Find the string "ζάχαρη" in the data, then copy every line where it is found.

* * * * * * * * *

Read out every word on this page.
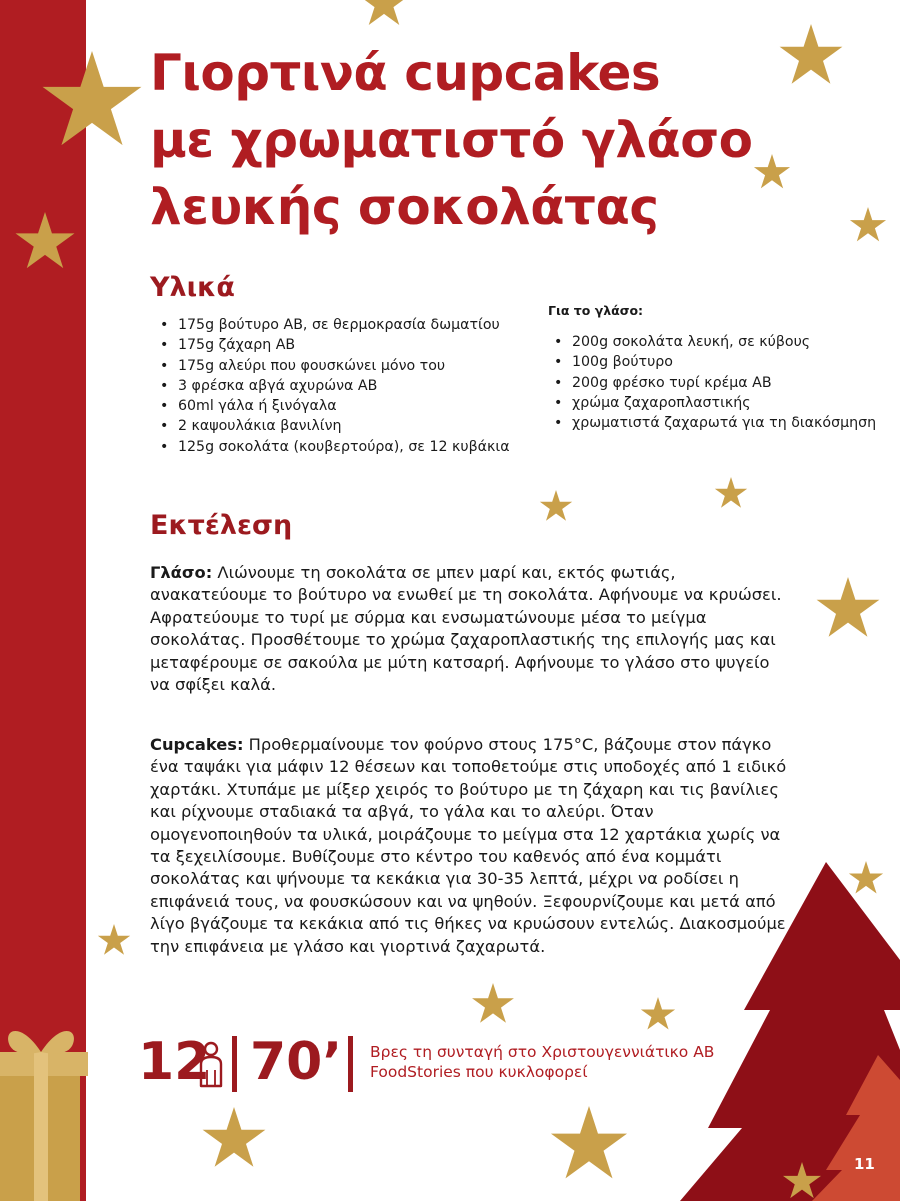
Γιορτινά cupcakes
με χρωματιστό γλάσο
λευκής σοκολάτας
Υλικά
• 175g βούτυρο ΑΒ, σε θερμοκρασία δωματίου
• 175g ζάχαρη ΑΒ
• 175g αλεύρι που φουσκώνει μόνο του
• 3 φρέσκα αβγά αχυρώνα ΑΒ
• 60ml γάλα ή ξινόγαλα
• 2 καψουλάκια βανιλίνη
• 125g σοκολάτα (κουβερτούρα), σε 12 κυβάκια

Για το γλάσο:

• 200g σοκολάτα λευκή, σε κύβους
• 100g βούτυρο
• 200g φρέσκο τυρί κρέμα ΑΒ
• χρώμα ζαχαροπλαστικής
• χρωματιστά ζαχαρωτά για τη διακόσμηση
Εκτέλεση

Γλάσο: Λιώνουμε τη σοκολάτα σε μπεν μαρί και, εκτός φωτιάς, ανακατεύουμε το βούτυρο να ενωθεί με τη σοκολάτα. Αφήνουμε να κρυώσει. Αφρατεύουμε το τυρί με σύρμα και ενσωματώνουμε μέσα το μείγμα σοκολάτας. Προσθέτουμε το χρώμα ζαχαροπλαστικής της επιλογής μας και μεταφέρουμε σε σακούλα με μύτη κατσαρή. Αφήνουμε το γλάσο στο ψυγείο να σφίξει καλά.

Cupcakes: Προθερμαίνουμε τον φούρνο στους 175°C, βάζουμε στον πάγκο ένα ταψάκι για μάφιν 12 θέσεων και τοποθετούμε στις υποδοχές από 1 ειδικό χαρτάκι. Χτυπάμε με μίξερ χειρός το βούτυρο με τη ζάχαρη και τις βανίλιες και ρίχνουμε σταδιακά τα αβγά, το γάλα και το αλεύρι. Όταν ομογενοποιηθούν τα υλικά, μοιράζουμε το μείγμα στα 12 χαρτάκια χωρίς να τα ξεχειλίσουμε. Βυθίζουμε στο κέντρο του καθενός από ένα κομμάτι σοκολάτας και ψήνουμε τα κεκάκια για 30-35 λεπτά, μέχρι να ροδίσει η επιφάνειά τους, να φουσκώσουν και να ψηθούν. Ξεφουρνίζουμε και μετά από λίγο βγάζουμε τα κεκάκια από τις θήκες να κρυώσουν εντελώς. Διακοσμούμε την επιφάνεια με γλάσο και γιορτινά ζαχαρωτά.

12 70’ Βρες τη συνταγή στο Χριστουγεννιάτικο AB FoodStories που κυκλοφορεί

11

* * * * * * * * *

» **ANSWER IN FULL**
• 175g ζάχαρη ΑΒ
Cupcakes: Προθερμαίνουμε τον φούρνο στους 175°C, βάζουμε στον πάγκο ένα ταψάκι για μάφιν 12 θέσεων και τοποθετούμε στις υποδοχές από 1 ειδικό χαρτάκι. Χτυπάμε με μίξερ χειρός το βούτυρο με τη ζάχαρη και τις βανίλιες και ρίχνουμε σταδιακά τα αβγά, το γάλα και το αλεύρι. Όταν ομογενοποιηθούν τα υλικά, μοιράζουμε το μείγμα στα 12 χαρτάκια χωρίς να τα ξεχειλίσουμε. Βυθίζουμε στο κέντρο του καθενός από ένα κομμάτι σοκολάτας και ψήνουμε τα κεκάκια για 30-35 λεπτά, μέχρι να ροδίσει η επιφάνειά τους, να φουσκώσουν και να ψηθούν. Ξεφουρνίζουμε και μετά από λίγο βγάζουμε τα κεκάκια από τις θήκες να κρυώσουν εντελώς. Διακοσμούμε την επιφάνεια με γλάσο και γιορτινά ζαχαρωτά.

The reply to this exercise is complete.